*Exercise goal*
Copy out every line in the entries below that includes "name".

*Data entries for graphics*
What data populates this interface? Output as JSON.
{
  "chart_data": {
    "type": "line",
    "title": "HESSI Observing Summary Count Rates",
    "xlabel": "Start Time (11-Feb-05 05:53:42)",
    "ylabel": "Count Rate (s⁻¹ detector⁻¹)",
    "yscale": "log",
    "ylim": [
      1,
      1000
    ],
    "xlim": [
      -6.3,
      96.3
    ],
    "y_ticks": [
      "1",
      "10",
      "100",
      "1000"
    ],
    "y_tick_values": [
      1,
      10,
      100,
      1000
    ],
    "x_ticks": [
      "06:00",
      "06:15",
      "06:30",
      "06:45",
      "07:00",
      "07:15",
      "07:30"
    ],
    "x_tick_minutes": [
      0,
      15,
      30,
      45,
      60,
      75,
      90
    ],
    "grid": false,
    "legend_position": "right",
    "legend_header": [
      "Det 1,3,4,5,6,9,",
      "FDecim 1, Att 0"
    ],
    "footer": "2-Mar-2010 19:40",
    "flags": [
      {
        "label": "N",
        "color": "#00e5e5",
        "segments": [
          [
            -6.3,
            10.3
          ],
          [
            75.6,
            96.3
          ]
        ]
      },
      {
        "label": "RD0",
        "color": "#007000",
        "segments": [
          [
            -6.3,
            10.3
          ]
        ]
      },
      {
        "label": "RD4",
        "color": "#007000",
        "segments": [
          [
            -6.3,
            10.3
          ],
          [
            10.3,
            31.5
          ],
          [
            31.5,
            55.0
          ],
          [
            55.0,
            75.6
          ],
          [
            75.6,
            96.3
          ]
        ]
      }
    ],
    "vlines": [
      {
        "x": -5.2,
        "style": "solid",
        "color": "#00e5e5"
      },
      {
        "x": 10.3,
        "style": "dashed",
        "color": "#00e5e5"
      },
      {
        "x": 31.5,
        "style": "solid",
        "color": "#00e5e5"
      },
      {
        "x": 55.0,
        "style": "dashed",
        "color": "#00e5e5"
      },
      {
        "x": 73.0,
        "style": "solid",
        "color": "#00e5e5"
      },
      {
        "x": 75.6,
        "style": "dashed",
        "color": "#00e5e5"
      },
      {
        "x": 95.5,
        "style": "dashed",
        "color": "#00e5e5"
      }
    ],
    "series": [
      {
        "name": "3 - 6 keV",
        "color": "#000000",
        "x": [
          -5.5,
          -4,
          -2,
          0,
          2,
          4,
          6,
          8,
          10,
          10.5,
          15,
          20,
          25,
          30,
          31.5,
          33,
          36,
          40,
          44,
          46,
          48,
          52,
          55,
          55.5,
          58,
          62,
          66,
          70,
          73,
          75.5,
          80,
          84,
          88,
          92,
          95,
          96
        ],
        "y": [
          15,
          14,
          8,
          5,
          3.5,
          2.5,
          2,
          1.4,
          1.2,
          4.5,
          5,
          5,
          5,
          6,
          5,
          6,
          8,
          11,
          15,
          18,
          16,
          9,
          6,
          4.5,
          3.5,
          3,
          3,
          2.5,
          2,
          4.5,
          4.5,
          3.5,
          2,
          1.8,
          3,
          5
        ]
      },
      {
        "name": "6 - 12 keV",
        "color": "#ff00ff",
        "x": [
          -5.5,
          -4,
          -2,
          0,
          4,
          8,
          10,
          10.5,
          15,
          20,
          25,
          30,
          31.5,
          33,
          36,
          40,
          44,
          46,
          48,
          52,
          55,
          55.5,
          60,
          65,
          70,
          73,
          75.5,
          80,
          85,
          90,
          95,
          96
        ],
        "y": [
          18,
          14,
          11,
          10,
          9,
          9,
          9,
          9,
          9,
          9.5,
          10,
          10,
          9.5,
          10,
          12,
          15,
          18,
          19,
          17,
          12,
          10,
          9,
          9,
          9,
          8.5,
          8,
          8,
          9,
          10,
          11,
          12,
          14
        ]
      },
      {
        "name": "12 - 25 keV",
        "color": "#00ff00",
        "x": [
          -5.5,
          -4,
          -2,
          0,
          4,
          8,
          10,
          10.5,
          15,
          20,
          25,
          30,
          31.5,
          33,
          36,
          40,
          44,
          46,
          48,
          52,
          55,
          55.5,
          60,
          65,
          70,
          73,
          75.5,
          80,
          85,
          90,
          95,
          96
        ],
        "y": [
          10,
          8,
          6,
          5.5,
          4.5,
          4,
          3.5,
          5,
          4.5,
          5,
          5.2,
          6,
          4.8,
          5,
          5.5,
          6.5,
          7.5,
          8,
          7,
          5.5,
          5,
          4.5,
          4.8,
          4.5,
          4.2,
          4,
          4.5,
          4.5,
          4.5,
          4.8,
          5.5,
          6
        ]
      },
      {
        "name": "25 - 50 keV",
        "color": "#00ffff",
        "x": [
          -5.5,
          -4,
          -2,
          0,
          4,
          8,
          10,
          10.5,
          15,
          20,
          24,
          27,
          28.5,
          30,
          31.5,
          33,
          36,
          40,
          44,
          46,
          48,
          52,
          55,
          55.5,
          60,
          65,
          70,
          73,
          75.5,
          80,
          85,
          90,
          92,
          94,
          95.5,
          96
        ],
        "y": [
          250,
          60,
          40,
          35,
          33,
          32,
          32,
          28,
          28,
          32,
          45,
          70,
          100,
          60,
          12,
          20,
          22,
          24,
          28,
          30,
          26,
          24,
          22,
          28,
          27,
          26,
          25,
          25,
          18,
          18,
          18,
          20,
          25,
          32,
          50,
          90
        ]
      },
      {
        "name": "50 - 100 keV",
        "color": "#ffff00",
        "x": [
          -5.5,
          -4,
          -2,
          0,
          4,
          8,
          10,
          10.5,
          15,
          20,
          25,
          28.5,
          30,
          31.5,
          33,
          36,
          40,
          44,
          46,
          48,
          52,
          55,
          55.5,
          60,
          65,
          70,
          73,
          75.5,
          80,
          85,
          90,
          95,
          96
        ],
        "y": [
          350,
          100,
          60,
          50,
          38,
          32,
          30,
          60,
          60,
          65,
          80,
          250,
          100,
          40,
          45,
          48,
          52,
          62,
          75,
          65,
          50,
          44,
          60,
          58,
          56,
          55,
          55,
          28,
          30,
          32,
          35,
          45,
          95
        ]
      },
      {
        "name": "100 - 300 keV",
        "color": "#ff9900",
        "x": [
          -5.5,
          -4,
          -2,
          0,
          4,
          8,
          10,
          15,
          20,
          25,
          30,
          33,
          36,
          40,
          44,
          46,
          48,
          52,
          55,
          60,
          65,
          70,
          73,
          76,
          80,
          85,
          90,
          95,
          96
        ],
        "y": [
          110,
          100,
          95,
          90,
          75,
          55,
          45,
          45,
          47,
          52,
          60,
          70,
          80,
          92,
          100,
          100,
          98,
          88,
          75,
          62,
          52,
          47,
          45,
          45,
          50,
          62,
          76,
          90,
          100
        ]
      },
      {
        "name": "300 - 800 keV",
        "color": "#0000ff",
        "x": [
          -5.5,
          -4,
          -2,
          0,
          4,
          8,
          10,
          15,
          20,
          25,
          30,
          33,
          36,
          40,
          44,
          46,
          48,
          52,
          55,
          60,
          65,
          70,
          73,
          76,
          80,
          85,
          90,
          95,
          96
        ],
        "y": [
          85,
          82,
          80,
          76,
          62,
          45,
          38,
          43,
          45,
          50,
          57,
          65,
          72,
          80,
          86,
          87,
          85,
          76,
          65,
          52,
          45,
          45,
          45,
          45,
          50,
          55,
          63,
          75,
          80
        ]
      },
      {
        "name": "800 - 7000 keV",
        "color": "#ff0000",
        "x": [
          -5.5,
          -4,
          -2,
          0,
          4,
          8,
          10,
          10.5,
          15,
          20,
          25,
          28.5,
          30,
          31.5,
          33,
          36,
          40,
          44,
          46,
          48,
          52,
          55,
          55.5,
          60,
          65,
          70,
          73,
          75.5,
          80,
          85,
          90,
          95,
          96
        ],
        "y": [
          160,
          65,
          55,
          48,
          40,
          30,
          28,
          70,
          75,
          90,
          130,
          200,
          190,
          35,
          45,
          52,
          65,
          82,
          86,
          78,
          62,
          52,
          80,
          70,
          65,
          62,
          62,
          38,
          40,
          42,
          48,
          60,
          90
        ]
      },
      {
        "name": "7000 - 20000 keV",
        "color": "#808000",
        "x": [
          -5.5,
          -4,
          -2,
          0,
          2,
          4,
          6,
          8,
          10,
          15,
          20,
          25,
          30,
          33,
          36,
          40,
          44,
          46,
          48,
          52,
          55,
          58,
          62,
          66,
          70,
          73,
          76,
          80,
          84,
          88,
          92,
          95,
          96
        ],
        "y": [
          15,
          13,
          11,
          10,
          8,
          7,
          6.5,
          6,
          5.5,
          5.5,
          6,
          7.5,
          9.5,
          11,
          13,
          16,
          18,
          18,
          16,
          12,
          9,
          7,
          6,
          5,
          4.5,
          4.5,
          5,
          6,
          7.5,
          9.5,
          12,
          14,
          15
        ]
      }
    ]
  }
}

*Solution*
        "name": "3 - 6 keV",
        "name": "6 - 12 keV",
        "name": "12 - 25 keV",
        "name": "25 - 50 keV",
        "name": "50 - 100 keV",
        "name": "100 - 300 keV",
        "name": "300 - 800 keV",
        "name": "800 - 7000 keV",
        "name": "7000 - 20000 keV",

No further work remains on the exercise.